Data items

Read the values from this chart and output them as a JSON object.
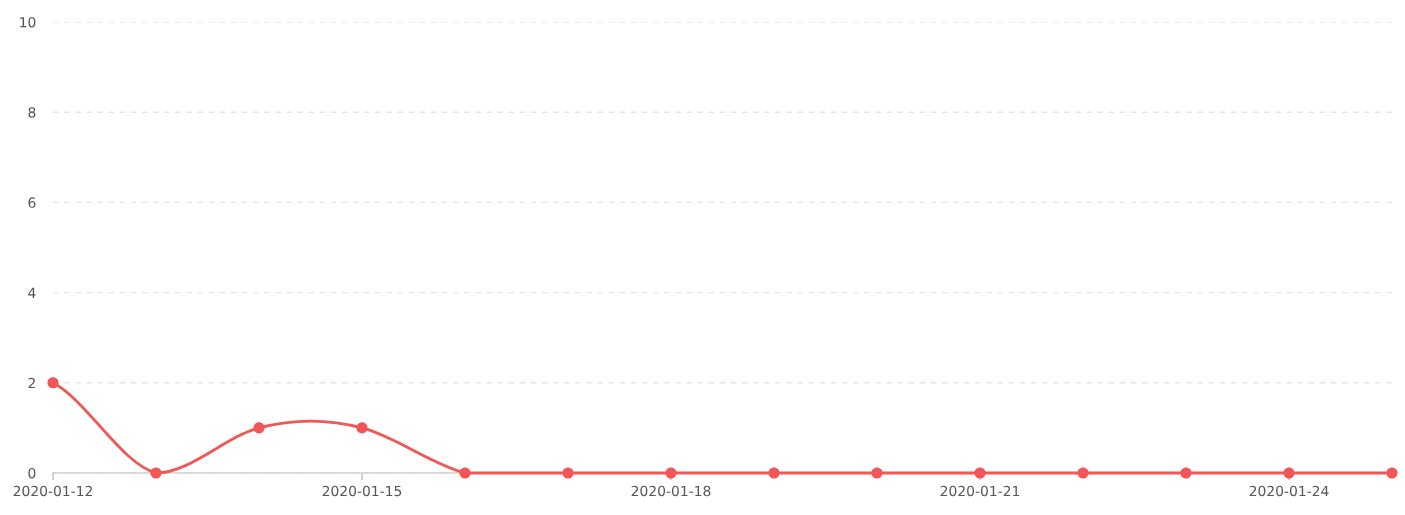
{
  "chart_data": {
    "type": "line",
    "x": [
      "2020-01-12",
      "2020-01-13",
      "2020-01-14",
      "2020-01-15",
      "2020-01-16",
      "2020-01-17",
      "2020-01-18",
      "2020-01-19",
      "2020-01-20",
      "2020-01-21",
      "2020-01-22",
      "2020-01-23",
      "2020-01-24",
      "2020-01-25"
    ],
    "series": [
      {
        "color": "#f25757",
        "values": [
          2,
          0,
          1,
          1,
          0,
          0,
          0,
          0,
          0,
          0,
          0,
          0,
          0,
          0
        ]
      }
    ],
    "xlim": [
      "2020-01-12",
      "2020-01-25"
    ],
    "xticks": [
      {
        "value": "2020-01-12",
        "label": "2020-01-12"
      },
      {
        "value": "2020-01-15",
        "label": "2020-01-15"
      },
      {
        "value": "2020-01-18",
        "label": "2020-01-18"
      },
      {
        "value": "2020-01-21",
        "label": "2020-01-21"
      },
      {
        "value": "2020-01-24",
        "label": "2020-01-24"
      }
    ],
    "ylim": [
      0,
      10
    ],
    "yticks": [
      0,
      2,
      4,
      6,
      8,
      10
    ],
    "grid": "y",
    "marker": "circle",
    "line_style": "solid"
  }
}
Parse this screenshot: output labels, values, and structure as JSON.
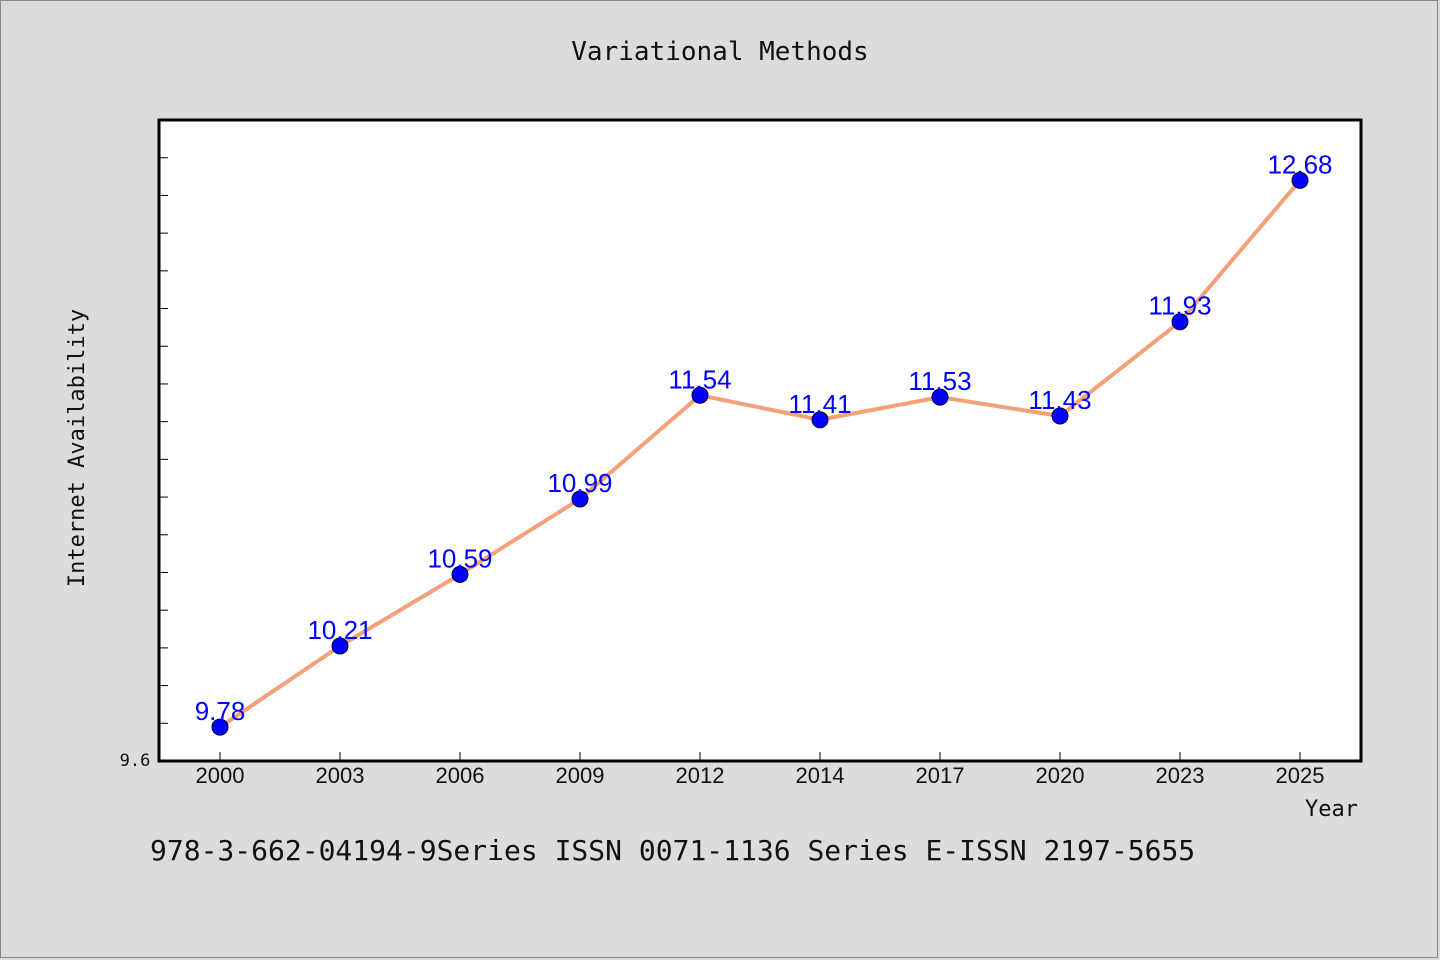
{
  "chart_data": {
    "type": "line",
    "title": "Variational Methods",
    "xlabel": "Year",
    "ylabel": "Internet Availability",
    "categories": [
      "2000",
      "2003",
      "2006",
      "2009",
      "2012",
      "2014",
      "2017",
      "2020",
      "2023",
      "2025"
    ],
    "series": [
      {
        "values": [
          9.78,
          10.21,
          10.59,
          10.99,
          11.54,
          11.41,
          11.53,
          11.43,
          11.93,
          12.68
        ],
        "labels": [
          "9.78",
          "10.21",
          "10.59",
          "10.99",
          "11.54",
          "11.41",
          "11.53",
          "11.43",
          "11.93",
          "12.68"
        ],
        "line_color": "#f4a07a",
        "marker_color": "#0000ff"
      }
    ],
    "ylim": [
      9.6,
      13.0
    ],
    "y_tick_labels": [
      "9.6"
    ],
    "grid": false,
    "legend": "none"
  },
  "footer": {
    "text": "978-3-662-04194-9Series ISSN 0071-1136 Series E-ISSN 2197-5655"
  }
}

§ Given problem: Give every record again exactly, apart from the pictures, which stay out.

§ In response:
Read the values from this chart and output them as a JSON object.
{
  "chart_data": {
    "type": "line",
    "x": [
      "2020-01-12",
      "2020-01-13",
      "2020-01-14",
      "2020-01-15",
      "2020-01-16",
      "2020-01-17",
      "2020-01-18",
      "2020-01-19",
      "2020-01-20",
      "2020-01-21",
      "2020-01-22",
      "2020-01-23",
      "2020-01-24",
      "2020-01-25"
    ],
    "series": [
      {
        "color": "#f25757",
        "values": [
          2,
          0,
          1,
          1,
          0,
          0,
          0,
          0,
          0,
          0,
          0,
          0,
          0,
          0
        ]
      }
    ],
    "xlim": [
      "2020-01-12",
      "2020-01-25"
    ],
    "xticks": [
      {
        "value": "2020-01-12",
        "label": "2020-01-12"
      },
      {
        "value": "2020-01-15",
        "label": "2020-01-15"
      },
      {
        "value": "2020-01-18",
        "label": "2020-01-18"
      },
      {
        "value": "2020-01-21",
        "label": "2020-01-21"
      },
      {
        "value": "2020-01-24",
        "label": "2020-01-24"
      }
    ],
    "ylim": [
      0,
      10
    ],
    "yticks": [
      0,
      2,
      4,
      6,
      8,
      10
    ],
    "grid": "y",
    "marker": "circle",
    "line_style": "solid"
  }
}
Parse this screenshot: output labels, values, and structure as JSON.
{
  "chart_data": {
    "type": "line",
    "title": "Variational Methods",
    "xlabel": "Year",
    "ylabel": "Internet Availability",
    "categories": [
      "2000",
      "2003",
      "2006",
      "2009",
      "2012",
      "2014",
      "2017",
      "2020",
      "2023",
      "2025"
    ],
    "series": [
      {
        "values": [
          9.78,
          10.21,
          10.59,
          10.99,
          11.54,
          11.41,
          11.53,
          11.43,
          11.93,
          12.68
        ],
        "labels": [
          "9.78",
          "10.21",
          "10.59",
          "10.99",
          "11.54",
          "11.41",
          "11.53",
          "11.43",
          "11.93",
          "12.68"
        ],
        "line_color": "#f4a07a",
        "marker_color": "#0000ff"
      }
    ],
    "ylim": [
      9.6,
      13.0
    ],
    "y_tick_labels": [
      "9.6"
    ],
    "grid": false,
    "legend": "none"
  },
  "footer": {
    "text": "978-3-662-04194-9Series ISSN 0071-1136 Series E-ISSN 2197-5655"
  }
}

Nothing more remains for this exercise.